Single-crystalline Mg-substituted Na 4 Mn 3 (PO 4 ) 2 P 2 O 7 nanoparticles as a high capacity and superior cycling cathode for sodium-ion batteries.

Mn-based mixed phosphate Na 4 Mn 3 (PO 4 ) 2 (P 2 O 7 ) (NMPP) is a promising cathode for high-potential, low-cost and eco-friendly sodium-ion batteries. However, this material still faces some bottleneck issues in terms of low conductivity, disturbance of impure crystalline phase, micron-sized agglomerated particles and the Mn 3+ Jahn-Teller effect. Herein, a Mg-substituted NMPP (NM 2.7 Mg 0.3 PP)@C composite was constructed via modified solution combustion and subsequent calcination treatment. The obtained NM 2.7 Mg 0.3 PP presents a highly pure phase and single-crystalline characteristics. It is noteworthy that the sample shows a smaller particle size of 100-300 nm due to the Mg 2+ incorporation, and the prepared NM 2.7 Mg 0.3 PP@C cathode exhibits considerable discharge capacity (119 mA h g -1 ), an improved rate capability and excellent long cycling stability of 1000 cycles. A series of measurements indicated that the Mg-substitution enhanced the electronic conductivity and ion diffusion rate, and effectively relieved the lattice distortion influenced by the multiphase transition from the Mn Jahn-Teller effect of the NM 2.7 Mg 0.3 PP@C cathode. In addition, NM 2.7 Mg 0.3 PP adopts an optimal 3Mg 0.1 -Mn1-Mn2-Mn3 crystal structure based on density functional theory (DFT) calculations and refined X-ray diffractometry results. These findings provide new insight into the design of highly stabilized and high-conductivity polyanionic cathodes for sodium-ion batteries.

::::::

■ **About this exercise**
Decide whether each statement agrees with the abstract on the Mg-substituted sodium manganese phosphate cathode, answering yes or no and quoting the deciding words of the abstract. 1. The Mg-substituted sample has a particle size of 100-300 nm. 2. The composite was made by solid-state ball milling. 3. The cathode's long cycling stability was shown over 500 cycles. The data after this point is unrelated to the abstract.

::::::

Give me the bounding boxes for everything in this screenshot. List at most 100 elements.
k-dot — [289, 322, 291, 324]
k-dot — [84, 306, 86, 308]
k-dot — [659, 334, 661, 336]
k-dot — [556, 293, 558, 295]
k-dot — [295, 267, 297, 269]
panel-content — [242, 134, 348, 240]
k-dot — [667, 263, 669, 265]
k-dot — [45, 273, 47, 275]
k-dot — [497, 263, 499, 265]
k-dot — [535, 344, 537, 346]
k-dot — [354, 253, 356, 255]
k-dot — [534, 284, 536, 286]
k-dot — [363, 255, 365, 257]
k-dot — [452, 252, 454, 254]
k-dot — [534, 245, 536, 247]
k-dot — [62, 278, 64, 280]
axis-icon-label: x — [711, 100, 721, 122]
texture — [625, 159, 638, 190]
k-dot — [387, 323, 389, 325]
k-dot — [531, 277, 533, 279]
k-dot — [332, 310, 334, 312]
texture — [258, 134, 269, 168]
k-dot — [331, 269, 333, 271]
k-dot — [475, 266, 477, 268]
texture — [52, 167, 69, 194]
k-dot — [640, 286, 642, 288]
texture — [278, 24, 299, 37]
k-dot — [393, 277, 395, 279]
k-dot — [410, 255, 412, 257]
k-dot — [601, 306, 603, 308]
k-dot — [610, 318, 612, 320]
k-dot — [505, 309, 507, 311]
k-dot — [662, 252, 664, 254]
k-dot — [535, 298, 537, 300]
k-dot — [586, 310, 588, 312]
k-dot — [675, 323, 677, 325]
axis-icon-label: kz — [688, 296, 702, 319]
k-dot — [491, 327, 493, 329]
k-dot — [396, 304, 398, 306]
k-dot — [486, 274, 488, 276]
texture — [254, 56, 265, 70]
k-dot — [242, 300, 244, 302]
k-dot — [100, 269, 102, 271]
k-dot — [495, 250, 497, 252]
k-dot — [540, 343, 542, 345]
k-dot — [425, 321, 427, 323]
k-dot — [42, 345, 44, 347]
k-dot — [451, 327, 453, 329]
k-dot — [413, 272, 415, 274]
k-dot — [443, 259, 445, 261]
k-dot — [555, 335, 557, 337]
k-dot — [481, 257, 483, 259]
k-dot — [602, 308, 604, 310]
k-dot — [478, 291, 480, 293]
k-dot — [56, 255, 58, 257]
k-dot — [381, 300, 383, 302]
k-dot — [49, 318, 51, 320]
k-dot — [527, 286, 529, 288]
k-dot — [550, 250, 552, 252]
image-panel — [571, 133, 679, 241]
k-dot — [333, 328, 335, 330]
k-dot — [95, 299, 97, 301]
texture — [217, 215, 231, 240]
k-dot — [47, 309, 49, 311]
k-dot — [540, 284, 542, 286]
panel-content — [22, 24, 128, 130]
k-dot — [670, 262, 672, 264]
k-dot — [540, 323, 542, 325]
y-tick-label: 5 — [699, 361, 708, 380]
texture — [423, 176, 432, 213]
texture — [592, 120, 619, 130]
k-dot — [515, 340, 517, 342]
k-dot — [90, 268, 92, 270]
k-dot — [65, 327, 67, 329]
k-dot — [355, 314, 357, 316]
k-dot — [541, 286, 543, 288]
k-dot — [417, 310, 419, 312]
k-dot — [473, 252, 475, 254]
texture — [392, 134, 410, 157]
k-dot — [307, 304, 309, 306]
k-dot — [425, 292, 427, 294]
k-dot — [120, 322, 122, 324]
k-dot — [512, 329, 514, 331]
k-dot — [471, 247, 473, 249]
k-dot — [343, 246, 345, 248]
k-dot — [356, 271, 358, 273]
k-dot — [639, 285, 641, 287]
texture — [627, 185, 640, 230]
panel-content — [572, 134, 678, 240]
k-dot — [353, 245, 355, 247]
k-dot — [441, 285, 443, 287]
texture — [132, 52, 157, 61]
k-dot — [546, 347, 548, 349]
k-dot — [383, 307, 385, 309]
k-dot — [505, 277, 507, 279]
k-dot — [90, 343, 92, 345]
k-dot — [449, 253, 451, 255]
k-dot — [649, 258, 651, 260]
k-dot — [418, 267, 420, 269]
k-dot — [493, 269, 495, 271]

::::::

■ **Reply**
1. Yes: "the sample shows a smaller particle size of 100-300 nm due to the Mg 2+ incorporation"
2. No: "constructed via modified solution combustion and subsequent calcination treatment"
3. No: "excellent long cycling stability of 1000 cycles"